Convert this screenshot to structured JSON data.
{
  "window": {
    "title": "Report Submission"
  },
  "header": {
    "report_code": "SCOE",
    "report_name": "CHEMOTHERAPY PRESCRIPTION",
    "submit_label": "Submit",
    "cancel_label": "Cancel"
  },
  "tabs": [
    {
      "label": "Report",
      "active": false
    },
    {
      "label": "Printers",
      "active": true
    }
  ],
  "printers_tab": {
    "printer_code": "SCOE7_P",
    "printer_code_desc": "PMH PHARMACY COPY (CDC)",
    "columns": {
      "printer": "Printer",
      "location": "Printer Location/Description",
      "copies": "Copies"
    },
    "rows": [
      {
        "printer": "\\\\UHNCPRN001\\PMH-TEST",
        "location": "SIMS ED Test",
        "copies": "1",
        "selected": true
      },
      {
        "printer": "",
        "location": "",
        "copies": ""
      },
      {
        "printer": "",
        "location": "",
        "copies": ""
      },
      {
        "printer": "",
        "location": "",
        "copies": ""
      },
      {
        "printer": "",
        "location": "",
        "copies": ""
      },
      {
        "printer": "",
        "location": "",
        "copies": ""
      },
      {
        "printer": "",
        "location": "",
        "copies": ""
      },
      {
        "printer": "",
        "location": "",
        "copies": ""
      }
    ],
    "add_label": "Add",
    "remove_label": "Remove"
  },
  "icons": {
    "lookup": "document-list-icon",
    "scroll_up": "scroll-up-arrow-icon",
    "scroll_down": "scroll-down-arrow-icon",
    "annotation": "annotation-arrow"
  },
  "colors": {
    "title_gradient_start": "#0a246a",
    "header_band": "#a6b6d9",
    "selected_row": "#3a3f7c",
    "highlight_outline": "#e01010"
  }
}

- **Short task**
What do the records say? Quote them all exactly.

- **Correct result**
Convert this screenshot to structured JSON data.
{
  "window": {
    "title": "Report Submission"
  },
  "header": {
    "report_code": "SCOE",
    "report_name": "CHEMOTHERAPY PRESCRIPTION",
    "submit_label": "Submit",
    "cancel_label": "Cancel"
  },
  "tabs": [
    {
      "label": "Report",
      "active": false
    },
    {
      "label": "Printers",
      "active": true
    }
  ],
  "printers_tab": {
    "printer_code": "SCOE7_P",
    "printer_code_desc": "PMH PHARMACY COPY (CDC)",
    "columns": {
      "printer": "Printer",
      "location": "Printer Location/Description",
      "copies": "Copies"
    },
    "rows": [
      {
        "printer": "\\\\UHNCPRN001\\PMH-TEST",
        "location": "SIMS ED Test",
        "copies": "1",
        "selected": true
      },
      {
        "printer": "",
        "location": "",
        "copies": ""
      },
      {
        "printer": "",
        "location": "",
        "copies": ""
      },
      {
        "printer": "",
        "location": "",
        "copies": ""
      },
      {
        "printer": "",
        "location": "",
        "copies": ""
      },
      {
        "printer": "",
        "location": "",
        "copies": ""
      },
      {
        "printer": "",
        "location": "",
        "copies": ""
      },
      {
        "printer": "",
        "location": "",
        "copies": ""
      }
    ],
    "add_label": "Add",
    "remove_label": "Remove"
  },
  "icons": {
    "lookup": "document-list-icon",
    "scroll_up": "scroll-up-arrow-icon",
    "scroll_down": "scroll-down-arrow-icon",
    "annotation": "annotation-arrow"
  },
  "colors": {
    "title_gradient_start": "#0a246a",
    "header_band": "#a6b6d9",
    "selected_row": "#3a3f7c",
    "highlight_outline": "#e01010"
  }
}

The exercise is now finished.